Dataset excerpts:
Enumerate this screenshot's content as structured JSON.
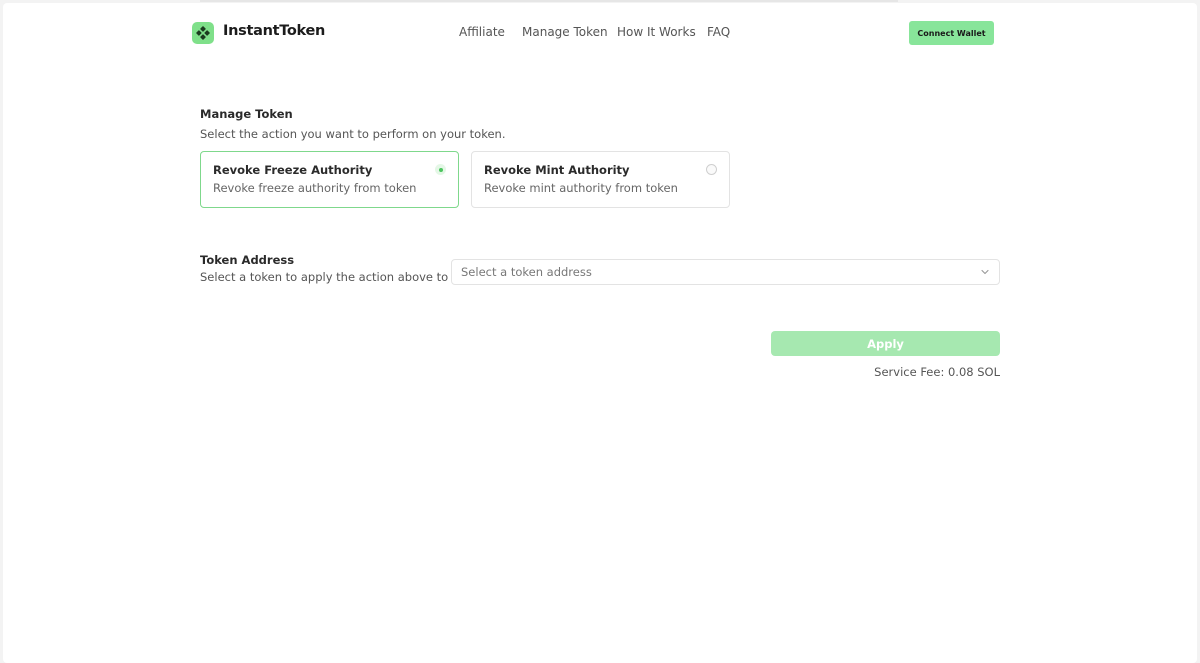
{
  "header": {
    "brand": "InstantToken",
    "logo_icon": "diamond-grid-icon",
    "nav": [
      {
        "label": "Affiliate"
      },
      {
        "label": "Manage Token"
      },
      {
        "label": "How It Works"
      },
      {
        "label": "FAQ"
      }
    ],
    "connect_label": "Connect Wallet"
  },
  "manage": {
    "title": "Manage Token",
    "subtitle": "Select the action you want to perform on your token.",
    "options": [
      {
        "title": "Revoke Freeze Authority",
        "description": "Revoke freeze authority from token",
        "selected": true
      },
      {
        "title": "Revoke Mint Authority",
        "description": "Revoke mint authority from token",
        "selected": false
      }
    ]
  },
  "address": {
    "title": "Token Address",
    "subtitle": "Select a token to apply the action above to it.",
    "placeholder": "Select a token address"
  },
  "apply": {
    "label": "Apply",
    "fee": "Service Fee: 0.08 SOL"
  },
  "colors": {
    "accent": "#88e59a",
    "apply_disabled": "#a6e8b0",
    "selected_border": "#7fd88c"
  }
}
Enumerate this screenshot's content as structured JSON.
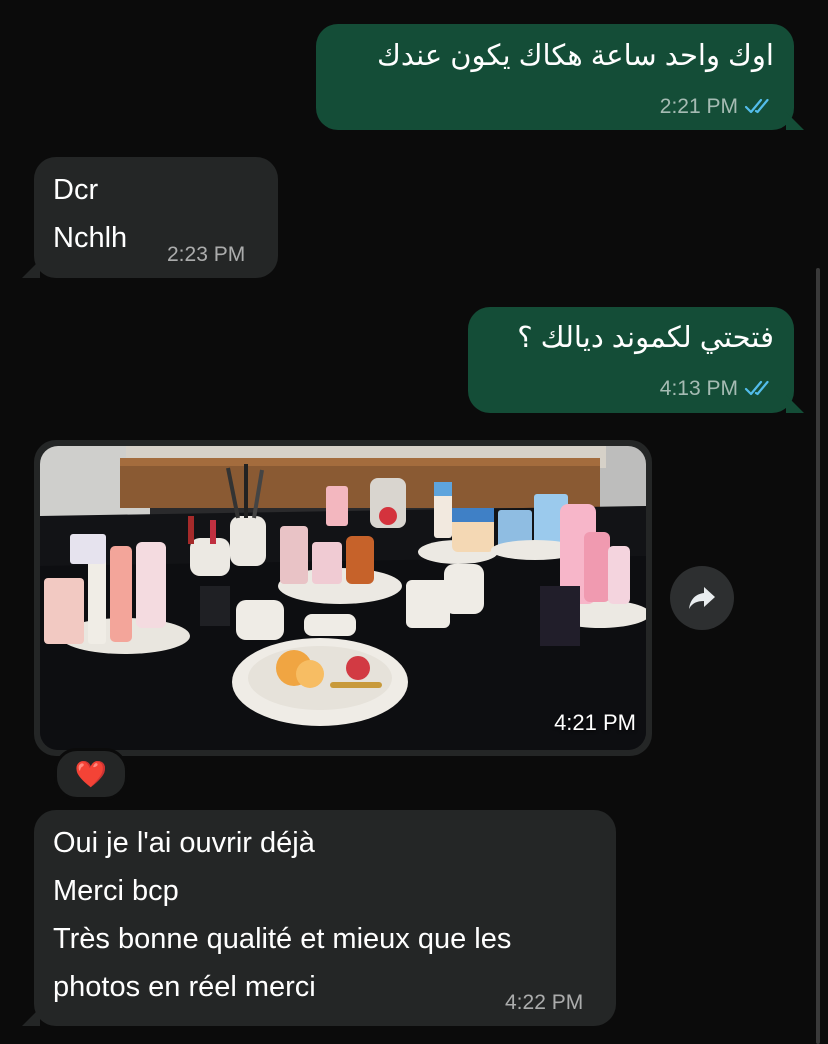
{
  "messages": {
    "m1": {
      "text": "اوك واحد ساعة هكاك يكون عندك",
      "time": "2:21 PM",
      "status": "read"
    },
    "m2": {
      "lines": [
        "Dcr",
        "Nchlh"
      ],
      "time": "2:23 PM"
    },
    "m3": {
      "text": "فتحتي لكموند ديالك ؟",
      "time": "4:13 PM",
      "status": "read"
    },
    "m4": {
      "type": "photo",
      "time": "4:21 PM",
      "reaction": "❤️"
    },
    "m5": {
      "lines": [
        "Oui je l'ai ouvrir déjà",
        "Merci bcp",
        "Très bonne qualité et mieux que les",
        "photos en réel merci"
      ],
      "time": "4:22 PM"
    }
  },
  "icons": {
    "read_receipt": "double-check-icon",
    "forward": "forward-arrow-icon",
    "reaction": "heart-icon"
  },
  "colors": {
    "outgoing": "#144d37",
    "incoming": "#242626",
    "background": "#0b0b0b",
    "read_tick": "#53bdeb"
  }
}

Challenge: Omit every picture, and otherwise quote the entries exactly.

Answer to this exercise:
Enumerate this screenshot's content as structured JSON.
{
  "header": {
    "brand": "InstantToken",
    "logo_icon": "diamond-grid-icon",
    "nav": [
      {
        "label": "Affiliate"
      },
      {
        "label": "Manage Token"
      },
      {
        "label": "How It Works"
      },
      {
        "label": "FAQ"
      }
    ],
    "connect_label": "Connect Wallet"
  },
  "manage": {
    "title": "Manage Token",
    "subtitle": "Select the action you want to perform on your token.",
    "options": [
      {
        "title": "Revoke Freeze Authority",
        "description": "Revoke freeze authority from token",
        "selected": true
      },
      {
        "title": "Revoke Mint Authority",
        "description": "Revoke mint authority from token",
        "selected": false
      }
    ]
  },
  "address": {
    "title": "Token Address",
    "subtitle": "Select a token to apply the action above to it.",
    "placeholder": "Select a token address"
  },
  "apply": {
    "label": "Apply",
    "fee": "Service Fee: 0.08 SOL"
  },
  "colors": {
    "accent": "#88e59a",
    "apply_disabled": "#a6e8b0",
    "selected_border": "#7fd88c"
  }
}
Enumerate this screenshot's content as structured JSON.
{
  "messages": {
    "m1": {
      "text": "اوك واحد ساعة هكاك يكون عندك",
      "time": "2:21 PM",
      "status": "read"
    },
    "m2": {
      "lines": [
        "Dcr",
        "Nchlh"
      ],
      "time": "2:23 PM"
    },
    "m3": {
      "text": "فتحتي لكموند ديالك ؟",
      "time": "4:13 PM",
      "status": "read"
    },
    "m4": {
      "type": "photo",
      "time": "4:21 PM",
      "reaction": "❤️"
    },
    "m5": {
      "lines": [
        "Oui je l'ai ouvrir déjà",
        "Merci bcp",
        "Très bonne qualité et mieux que les",
        "photos en réel merci"
      ],
      "time": "4:22 PM"
    }
  },
  "icons": {
    "read_receipt": "double-check-icon",
    "forward": "forward-arrow-icon",
    "reaction": "heart-icon"
  },
  "colors": {
    "outgoing": "#144d37",
    "incoming": "#242626",
    "background": "#0b0b0b",
    "read_tick": "#53bdeb"
  }
}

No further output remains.